### GIVEN EXERCISE
Leave out the pictures and repeat everything else in the records exactly.

== == ==

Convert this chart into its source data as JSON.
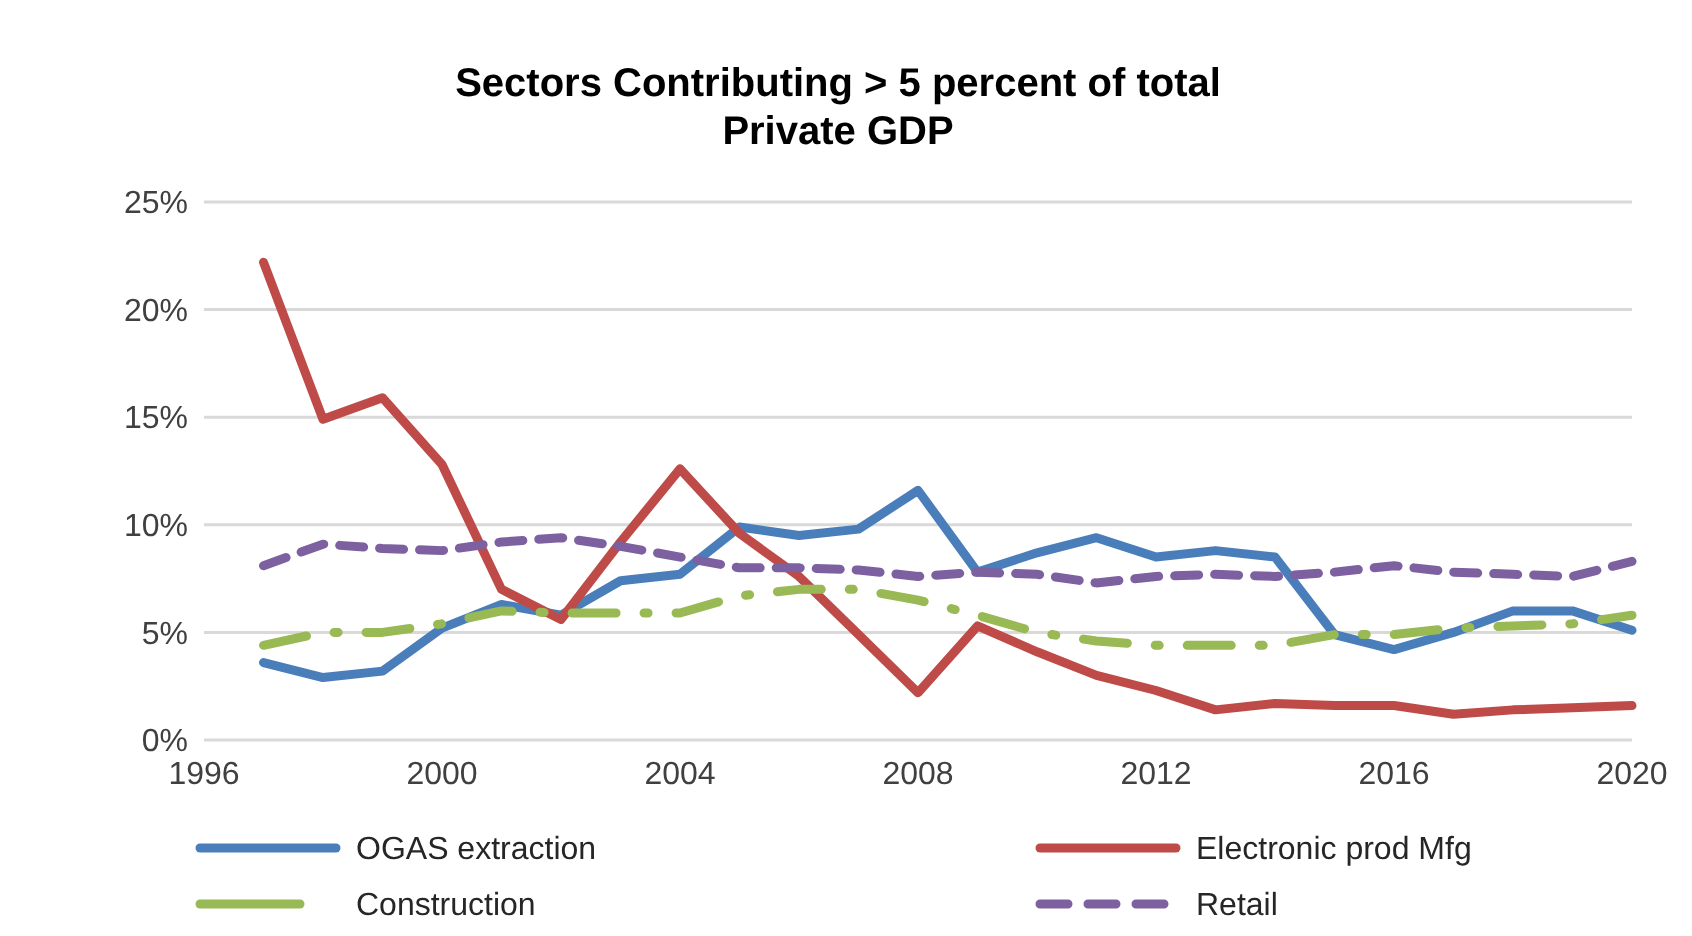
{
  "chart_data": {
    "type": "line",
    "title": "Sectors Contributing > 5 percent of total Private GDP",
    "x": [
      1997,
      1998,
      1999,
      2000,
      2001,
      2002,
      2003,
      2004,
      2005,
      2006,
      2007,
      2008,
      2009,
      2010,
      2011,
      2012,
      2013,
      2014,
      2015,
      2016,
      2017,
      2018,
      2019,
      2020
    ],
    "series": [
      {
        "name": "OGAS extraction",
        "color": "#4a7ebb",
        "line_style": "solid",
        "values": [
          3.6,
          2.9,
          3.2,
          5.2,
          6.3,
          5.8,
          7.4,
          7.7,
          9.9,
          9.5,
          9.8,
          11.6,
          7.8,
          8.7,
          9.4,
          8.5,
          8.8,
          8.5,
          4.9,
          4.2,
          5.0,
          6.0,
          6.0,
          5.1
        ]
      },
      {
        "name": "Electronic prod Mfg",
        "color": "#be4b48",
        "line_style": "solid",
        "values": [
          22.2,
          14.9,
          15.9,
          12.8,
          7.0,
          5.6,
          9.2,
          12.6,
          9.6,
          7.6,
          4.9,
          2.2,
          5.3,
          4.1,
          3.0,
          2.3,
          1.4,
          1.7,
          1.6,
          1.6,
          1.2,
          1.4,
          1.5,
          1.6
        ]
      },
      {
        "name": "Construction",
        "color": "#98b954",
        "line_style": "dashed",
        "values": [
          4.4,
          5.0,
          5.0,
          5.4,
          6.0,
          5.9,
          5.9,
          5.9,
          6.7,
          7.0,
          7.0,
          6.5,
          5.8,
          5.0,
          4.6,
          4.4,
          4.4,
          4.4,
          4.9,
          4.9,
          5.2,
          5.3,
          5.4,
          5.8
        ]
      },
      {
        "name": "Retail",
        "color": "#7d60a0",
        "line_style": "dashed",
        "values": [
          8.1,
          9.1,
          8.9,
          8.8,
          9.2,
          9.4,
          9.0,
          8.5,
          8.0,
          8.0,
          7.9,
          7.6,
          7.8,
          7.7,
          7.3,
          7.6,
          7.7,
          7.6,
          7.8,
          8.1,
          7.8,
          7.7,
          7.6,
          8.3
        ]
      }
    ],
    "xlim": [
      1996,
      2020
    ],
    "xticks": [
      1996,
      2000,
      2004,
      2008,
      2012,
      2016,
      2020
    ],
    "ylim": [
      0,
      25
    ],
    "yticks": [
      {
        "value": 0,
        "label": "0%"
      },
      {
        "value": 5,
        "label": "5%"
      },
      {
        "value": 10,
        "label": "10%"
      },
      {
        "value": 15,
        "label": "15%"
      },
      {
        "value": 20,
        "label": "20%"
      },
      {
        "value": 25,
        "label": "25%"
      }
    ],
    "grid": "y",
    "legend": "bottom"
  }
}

== == ==

### ANSWER TO THE TASK
Convert this chart into its source data as JSON.
{
  "chart_data": {
    "type": "line",
    "title": "Sectors Contributing > 5 percent of total Private GDP",
    "x": [
      1997,
      1998,
      1999,
      2000,
      2001,
      2002,
      2003,
      2004,
      2005,
      2006,
      2007,
      2008,
      2009,
      2010,
      2011,
      2012,
      2013,
      2014,
      2015,
      2016,
      2017,
      2018,
      2019,
      2020
    ],
    "series": [
      {
        "name": "OGAS extraction",
        "color": "#4a7ebb",
        "line_style": "solid",
        "values": [
          3.6,
          2.9,
          3.2,
          5.2,
          6.3,
          5.8,
          7.4,
          7.7,
          9.9,
          9.5,
          9.8,
          11.6,
          7.8,
          8.7,
          9.4,
          8.5,
          8.8,
          8.5,
          4.9,
          4.2,
          5.0,
          6.0,
          6.0,
          5.1
        ]
      },
      {
        "name": "Electronic prod Mfg",
        "color": "#be4b48",
        "line_style": "solid",
        "values": [
          22.2,
          14.9,
          15.9,
          12.8,
          7.0,
          5.6,
          9.2,
          12.6,
          9.6,
          7.6,
          4.9,
          2.2,
          5.3,
          4.1,
          3.0,
          2.3,
          1.4,
          1.7,
          1.6,
          1.6,
          1.2,
          1.4,
          1.5,
          1.6
        ]
      },
      {
        "name": "Construction",
        "color": "#98b954",
        "line_style": "dashed",
        "values": [
          4.4,
          5.0,
          5.0,
          5.4,
          6.0,
          5.9,
          5.9,
          5.9,
          6.7,
          7.0,
          7.0,
          6.5,
          5.8,
          5.0,
          4.6,
          4.4,
          4.4,
          4.4,
          4.9,
          4.9,
          5.2,
          5.3,
          5.4,
          5.8
        ]
      },
      {
        "name": "Retail",
        "color": "#7d60a0",
        "line_style": "dashed",
        "values": [
          8.1,
          9.1,
          8.9,
          8.8,
          9.2,
          9.4,
          9.0,
          8.5,
          8.0,
          8.0,
          7.9,
          7.6,
          7.8,
          7.7,
          7.3,
          7.6,
          7.7,
          7.6,
          7.8,
          8.1,
          7.8,
          7.7,
          7.6,
          8.3
        ]
      }
    ],
    "xlim": [
      1996,
      2020
    ],
    "xticks": [
      1996,
      2000,
      2004,
      2008,
      2012,
      2016,
      2020
    ],
    "ylim": [
      0,
      25
    ],
    "yticks": [
      {
        "value": 0,
        "label": "0%"
      },
      {
        "value": 5,
        "label": "5%"
      },
      {
        "value": 10,
        "label": "10%"
      },
      {
        "value": 15,
        "label": "15%"
      },
      {
        "value": 20,
        "label": "20%"
      },
      {
        "value": 25,
        "label": "25%"
      }
    ],
    "grid": "y",
    "legend": "bottom"
  }
}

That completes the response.